INSTRUCTIONS FOR THE TASK ::
Copy every line of the records below where the word "name" occurs.
·····
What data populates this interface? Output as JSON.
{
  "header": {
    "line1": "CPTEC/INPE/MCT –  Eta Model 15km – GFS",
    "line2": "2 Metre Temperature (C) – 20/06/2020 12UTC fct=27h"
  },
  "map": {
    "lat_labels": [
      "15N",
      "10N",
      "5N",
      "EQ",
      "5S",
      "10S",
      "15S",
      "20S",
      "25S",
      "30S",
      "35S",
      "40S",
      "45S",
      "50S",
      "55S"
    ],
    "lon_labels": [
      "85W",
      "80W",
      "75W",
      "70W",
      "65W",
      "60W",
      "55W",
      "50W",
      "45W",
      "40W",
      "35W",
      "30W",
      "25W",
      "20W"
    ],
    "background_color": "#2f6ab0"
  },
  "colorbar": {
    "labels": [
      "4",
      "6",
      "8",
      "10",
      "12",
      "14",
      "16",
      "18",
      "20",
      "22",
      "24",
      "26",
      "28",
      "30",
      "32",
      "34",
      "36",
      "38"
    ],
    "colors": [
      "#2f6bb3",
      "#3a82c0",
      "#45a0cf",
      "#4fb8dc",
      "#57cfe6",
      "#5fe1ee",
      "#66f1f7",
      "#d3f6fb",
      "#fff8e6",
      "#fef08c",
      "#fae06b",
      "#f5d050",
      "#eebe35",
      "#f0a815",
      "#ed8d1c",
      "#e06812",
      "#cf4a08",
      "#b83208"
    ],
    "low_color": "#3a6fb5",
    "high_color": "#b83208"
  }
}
·····
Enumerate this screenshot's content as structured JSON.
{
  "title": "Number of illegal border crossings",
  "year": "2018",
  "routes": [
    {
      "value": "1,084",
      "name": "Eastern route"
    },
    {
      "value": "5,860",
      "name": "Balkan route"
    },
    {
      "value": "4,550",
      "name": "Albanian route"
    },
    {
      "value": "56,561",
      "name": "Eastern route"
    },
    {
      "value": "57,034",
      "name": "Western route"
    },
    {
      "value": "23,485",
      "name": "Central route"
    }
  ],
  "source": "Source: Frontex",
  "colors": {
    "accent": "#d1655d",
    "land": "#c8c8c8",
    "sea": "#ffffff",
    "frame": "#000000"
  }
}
·····
WRITTEN REPLY ::
      "name": "Eastern route"
      "name": "Balkan route"
      "name": "Albanian route"
      "name": "Eastern route"
      "name": "Western route"
      "name": "Central route"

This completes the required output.